### WHAT NEEDS TO BE DONE
Print the listing as it stands, omitting all images.

==*==

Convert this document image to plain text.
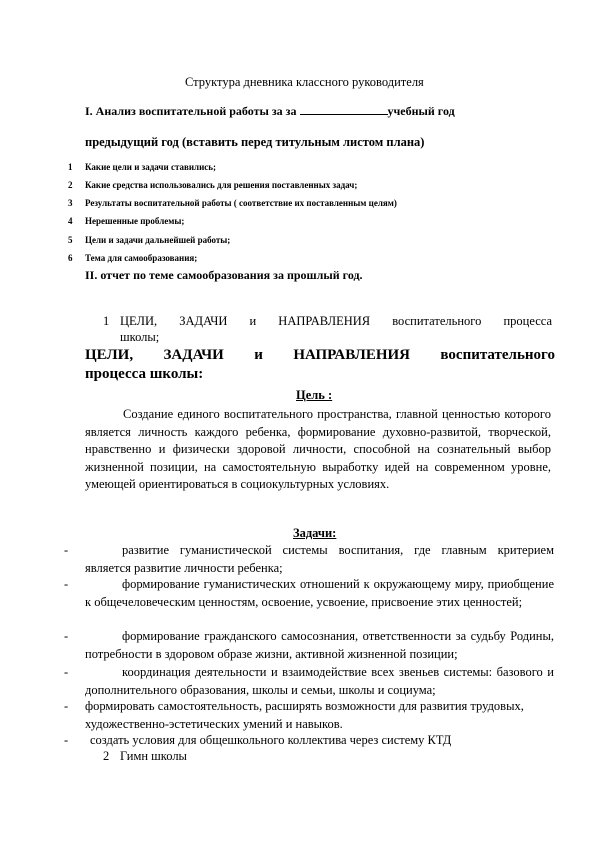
Структура дневника классного руководителя
I. Анализ воспитательной работы за за	учебный год
предыдущий год (вставить перед титульным листом плана)
1 Какие цели и задачи ставились;
2 Какие средства использовались для решения поставленных задач;
3 Результаты воспитательной работы ( соответствие их поставленным целям)
4 Нерешенные проблемы;
5 Цели и задачи дальнейшей работы;
6 Тема для самообразования;
II. отчет по теме самообразования за прошлый год.
1 ЦЕЛИ, ЗАДАЧИ и НАПРАВЛЕНИЯ воспитательного процесса
школы;
ЦЕЛИ, ЗАДАЧИ и НАПРАВЛЕНИЯ воспитательного
процесса школы:
Цель :
Создание единого воспитательного пространства, главной ценностью которого является личность каждого ребенка, формирование духовно-развитой, творческой, нравственно и физически здоровой личности, способной на сознательный выбор жизненной позиции, на самостоятельную выработку идей на современном уровне, умеющей ориентироваться в социокультурных условиях.
Задачи:
-	развитие гуманистической системы воспитания, где главным критерием является развитие личности ребенка;
-	формирование гуманистических отношений к окружающему миру, приобщение к общечеловеческим ценностям, освоение, усвоение, присвоение этих ценностей;
-	формирование гражданского самосознания, ответственности за судьбу Родины, потребности в здоровом образе жизни, активной жизненной позиции;
-	координация деятельности и взаимодействие всех звеньев системы: базового и дополнительного образования, школы и семьи, школы и социума;
-	формировать самостоятельность, расширять возможности для развития трудовых, художественно-эстетических умений и навыков.
-	создать условия для общешкольного коллектива через систему КТД
2 Гимн школы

==*==

### RESULT OF THIS EXERCISE
Convert this document image to plain text.
Структура дневника классного руководителя
I. Анализ воспитательной работы за за	учебный год
предыдущий год (вставить перед титульным листом плана)
1 Какие цели и задачи ставились;
2 Какие средства использовались для решения поставленных задач;
3 Результаты воспитательной работы ( соответствие их поставленным целям)
4 Нерешенные проблемы;
5 Цели и задачи дальнейшей работы;
6 Тема для самообразования;
II. отчет по теме самообразования за прошлый год.
1 ЦЕЛИ, ЗАДАЧИ и НАПРАВЛЕНИЯ воспитательного процесса
школы;
ЦЕЛИ, ЗАДАЧИ и НАПРАВЛЕНИЯ воспитательного
процесса школы:
Цель :
Создание единого воспитательного пространства, главной ценностью которого является личность каждого ребенка, формирование духовно-развитой, творческой, нравственно и физически здоровой личности, способной на сознательный выбор жизненной позиции, на самостоятельную выработку идей на современном уровне, умеющей ориентироваться в социокультурных условиях.
Задачи:
-	развитие гуманистической системы воспитания, где главным критерием является развитие личности ребенка;
-	формирование гуманистических отношений к окружающему миру, приобщение к общечеловеческим ценностям, освоение, усвоение, присвоение этих ценностей;
-	формирование гражданского самосознания, ответственности за судьбу Родины, потребности в здоровом образе жизни, активной жизненной позиции;
-	координация деятельности и взаимодействие всех звеньев системы: базового и дополнительного образования, школы и семьи, школы и социума;
-	формировать самостоятельность, расширять возможности для развития трудовых, художественно-эстетических умений и навыков.
-	создать условия для общешкольного коллектива через систему КТД
2 Гимн школы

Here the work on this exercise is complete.